■ **Brief**
Transcribe the records below exactly, leaving out any pictures.

■ **Records provided**
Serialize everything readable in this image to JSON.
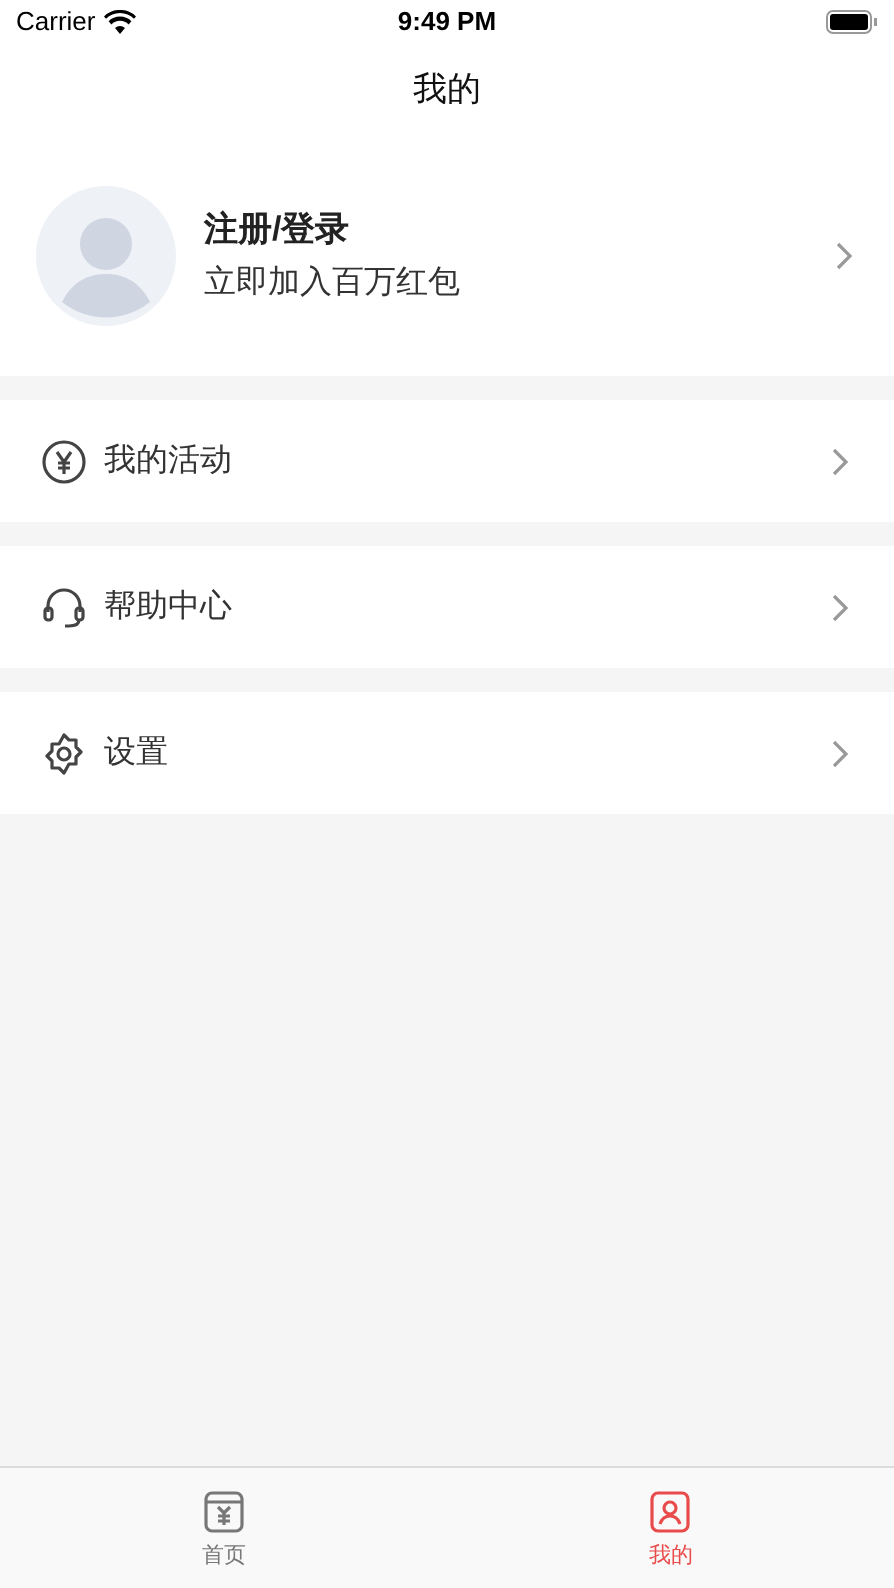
{
  "status_bar": {
    "carrier": "Carrier",
    "time": "9:49 PM"
  },
  "nav": {
    "title": "我的"
  },
  "profile": {
    "title": "注册/登录",
    "subtitle": "立即加入百万红包"
  },
  "menu": [
    {
      "kind": "yen",
      "label": "我的活动"
    },
    {
      "kind": "headset",
      "label": "帮助中心"
    },
    {
      "kind": "gear",
      "label": "设置"
    }
  ],
  "tabs": [
    {
      "kind": "home",
      "label": "首页",
      "selected": false
    },
    {
      "kind": "profile",
      "label": "我的",
      "selected": true
    }
  ]
}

■ **Solved problem**
Serialize everything readable in this image to JSON.
{
  "status_bar": {
    "carrier": "Carrier",
    "time": "9:49 PM"
  },
  "nav": {
    "title": "我的"
  },
  "profile": {
    "title": "注册/登录",
    "subtitle": "立即加入百万红包"
  },
  "menu": [
    {
      "kind": "yen",
      "label": "我的活动"
    },
    {
      "kind": "headset",
      "label": "帮助中心"
    },
    {
      "kind": "gear",
      "label": "设置"
    }
  ],
  "tabs": [
    {
      "kind": "home",
      "label": "首页",
      "selected": false
    },
    {
      "kind": "profile",
      "label": "我的",
      "selected": true
    }
  ]
}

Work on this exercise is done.